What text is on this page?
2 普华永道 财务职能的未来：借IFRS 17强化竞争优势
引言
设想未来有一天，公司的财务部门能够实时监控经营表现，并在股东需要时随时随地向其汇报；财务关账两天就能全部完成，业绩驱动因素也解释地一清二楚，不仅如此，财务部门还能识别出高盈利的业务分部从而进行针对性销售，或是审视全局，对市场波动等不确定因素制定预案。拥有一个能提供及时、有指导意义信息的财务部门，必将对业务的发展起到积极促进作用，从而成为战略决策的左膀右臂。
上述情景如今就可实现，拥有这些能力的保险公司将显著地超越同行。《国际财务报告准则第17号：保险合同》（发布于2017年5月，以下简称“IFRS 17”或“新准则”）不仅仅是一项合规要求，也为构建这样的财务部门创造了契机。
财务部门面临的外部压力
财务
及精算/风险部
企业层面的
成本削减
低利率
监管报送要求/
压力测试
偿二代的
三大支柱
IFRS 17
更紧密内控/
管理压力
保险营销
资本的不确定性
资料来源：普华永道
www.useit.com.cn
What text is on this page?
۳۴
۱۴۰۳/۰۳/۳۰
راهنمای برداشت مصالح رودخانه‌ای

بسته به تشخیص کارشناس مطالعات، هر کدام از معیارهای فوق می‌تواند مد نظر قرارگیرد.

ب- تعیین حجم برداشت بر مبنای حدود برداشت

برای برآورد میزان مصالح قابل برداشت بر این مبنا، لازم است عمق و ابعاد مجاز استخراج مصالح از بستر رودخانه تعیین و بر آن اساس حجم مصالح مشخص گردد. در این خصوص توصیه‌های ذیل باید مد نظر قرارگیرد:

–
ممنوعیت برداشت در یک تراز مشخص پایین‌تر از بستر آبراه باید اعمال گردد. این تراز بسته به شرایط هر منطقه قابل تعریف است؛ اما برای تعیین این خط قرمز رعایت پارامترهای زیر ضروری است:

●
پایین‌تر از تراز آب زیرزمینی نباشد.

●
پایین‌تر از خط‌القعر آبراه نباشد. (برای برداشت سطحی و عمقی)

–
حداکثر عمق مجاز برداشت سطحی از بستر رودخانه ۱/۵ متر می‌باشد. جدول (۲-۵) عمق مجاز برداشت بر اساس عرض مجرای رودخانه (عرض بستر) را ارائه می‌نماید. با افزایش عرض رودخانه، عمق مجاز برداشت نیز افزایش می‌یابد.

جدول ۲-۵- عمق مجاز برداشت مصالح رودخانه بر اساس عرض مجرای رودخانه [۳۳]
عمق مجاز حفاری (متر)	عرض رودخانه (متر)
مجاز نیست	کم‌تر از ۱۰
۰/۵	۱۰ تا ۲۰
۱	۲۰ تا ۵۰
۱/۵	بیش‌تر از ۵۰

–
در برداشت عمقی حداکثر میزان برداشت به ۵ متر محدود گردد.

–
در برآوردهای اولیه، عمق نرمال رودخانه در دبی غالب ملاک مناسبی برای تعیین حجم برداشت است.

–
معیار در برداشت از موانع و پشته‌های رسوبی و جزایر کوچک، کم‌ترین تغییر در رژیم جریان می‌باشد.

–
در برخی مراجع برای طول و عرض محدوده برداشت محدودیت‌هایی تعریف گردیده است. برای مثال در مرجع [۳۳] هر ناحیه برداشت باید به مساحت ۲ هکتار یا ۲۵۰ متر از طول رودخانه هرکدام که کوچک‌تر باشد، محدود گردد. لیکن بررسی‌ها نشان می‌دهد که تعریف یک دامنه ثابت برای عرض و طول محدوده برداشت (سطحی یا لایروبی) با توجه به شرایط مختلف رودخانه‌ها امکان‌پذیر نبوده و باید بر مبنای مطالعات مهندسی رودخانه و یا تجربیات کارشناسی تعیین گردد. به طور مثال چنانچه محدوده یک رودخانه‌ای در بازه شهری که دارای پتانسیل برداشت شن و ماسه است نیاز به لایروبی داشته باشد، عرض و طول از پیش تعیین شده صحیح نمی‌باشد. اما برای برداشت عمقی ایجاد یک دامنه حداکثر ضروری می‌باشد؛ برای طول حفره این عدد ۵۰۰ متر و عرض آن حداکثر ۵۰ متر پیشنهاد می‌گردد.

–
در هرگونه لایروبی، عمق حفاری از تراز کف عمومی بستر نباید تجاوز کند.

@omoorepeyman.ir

__________________________________________________

Output the full listing without altering anything.

• _ANSWER_:
What text is on this page?
2 普华永道 财务职能的未来：借IFRS 17强化竞争优势
引言
设想未来有一天，公司的财务部门能够实时监控经营表现，并在股东需要时随时随地向其汇报；财务关账两天就能全部完成，业绩驱动因素也解释地一清二楚，不仅如此，财务部门还能识别出高盈利的业务分部从而进行针对性销售，或是审视全局，对市场波动等不确定因素制定预案。拥有一个能提供及时、有指导意义信息的财务部门，必将对业务的发展起到积极促进作用，从而成为战略决策的左膀右臂。
上述情景如今就可实现，拥有这些能力的保险公司将显著地超越同行。《国际财务报告准则第17号：保险合同》（发布于2017年5月，以下简称“IFRS 17”或“新准则”）不仅仅是一项合规要求，也为构建这样的财务部门创造了契机。
财务部门面临的外部压力
财务
及精算/风险部
企业层面的
成本削减
低利率
监管报送要求/
压力测试
偿二代的
三大支柱
IFRS 17
更紧密内控/
管理压力
保险营销
资本的不确定性
资料来源：普华永道
www.useit.com.cn
What text is on this page?
۳۴
۱۴۰۳/۰۳/۳۰
راهنمای برداشت مصالح رودخانه‌ای

بسته به تشخیص کارشناس مطالعات، هر کدام از معیارهای فوق می‌تواند مد نظر قرارگیرد.

ب- تعیین حجم برداشت بر مبنای حدود برداشت

برای برآورد میزان مصالح قابل برداشت بر این مبنا، لازم است عمق و ابعاد مجاز استخراج مصالح از بستر رودخانه تعیین و بر آن اساس حجم مصالح مشخص گردد. در این خصوص توصیه‌های ذیل باید مد نظر قرارگیرد:

–
ممنوعیت برداشت در یک تراز مشخص پایین‌تر از بستر آبراه باید اعمال گردد. این تراز بسته به شرایط هر منطقه قابل تعریف است؛ اما برای تعیین این خط قرمز رعایت پارامترهای زیر ضروری است:

●
پایین‌تر از تراز آب زیرزمینی نباشد.

●
پایین‌تر از خط‌القعر آبراه نباشد. (برای برداشت سطحی و عمقی)

–
حداکثر عمق مجاز برداشت سطحی از بستر رودخانه ۱/۵ متر می‌باشد. جدول (۲-۵) عمق مجاز برداشت بر اساس عرض مجرای رودخانه (عرض بستر) را ارائه می‌نماید. با افزایش عرض رودخانه، عمق مجاز برداشت نیز افزایش می‌یابد.

جدول ۲-۵- عمق مجاز برداشت مصالح رودخانه بر اساس عرض مجرای رودخانه [۳۳]
عمق مجاز حفاری (متر)	عرض رودخانه (متر)
مجاز نیست	کم‌تر از ۱۰
۰/۵	۱۰ تا ۲۰
۱	۲۰ تا ۵۰
۱/۵	بیش‌تر از ۵۰

–
در برداشت عمقی حداکثر میزان برداشت به ۵ متر محدود گردد.

–
در برآوردهای اولیه، عمق نرمال رودخانه در دبی غالب ملاک مناسبی برای تعیین حجم برداشت است.

–
معیار در برداشت از موانع و پشته‌های رسوبی و جزایر کوچک، کم‌ترین تغییر در رژیم جریان می‌باشد.

–
در برخی مراجع برای طول و عرض محدوده برداشت محدودیت‌هایی تعریف گردیده است. برای مثال در مرجع [۳۳] هر ناحیه برداشت باید به مساحت ۲ هکتار یا ۲۵۰ متر از طول رودخانه هرکدام که کوچک‌تر باشد، محدود گردد. لیکن بررسی‌ها نشان می‌دهد که تعریف یک دامنه ثابت برای عرض و طول محدوده برداشت (سطحی یا لایروبی) با توجه به شرایط مختلف رودخانه‌ها امکان‌پذیر نبوده و باید بر مبنای مطالعات مهندسی رودخانه و یا تجربیات کارشناسی تعیین گردد. به طور مثال چنانچه محدوده یک رودخانه‌ای در بازه شهری که دارای پتانسیل برداشت شن و ماسه است نیاز به لایروبی داشته باشد، عرض و طول از پیش تعیین شده صحیح نمی‌باشد. اما برای برداشت عمقی ایجاد یک دامنه حداکثر ضروری می‌باشد؛ برای طول حفره این عدد ۵۰۰ متر و عرض آن حداکثر ۵۰ متر پیشنهاد می‌گردد.

–
در هرگونه لایروبی، عمق حفاری از تراز کف عمومی بستر نباید تجاوز کند.

@omoorepeyman.ir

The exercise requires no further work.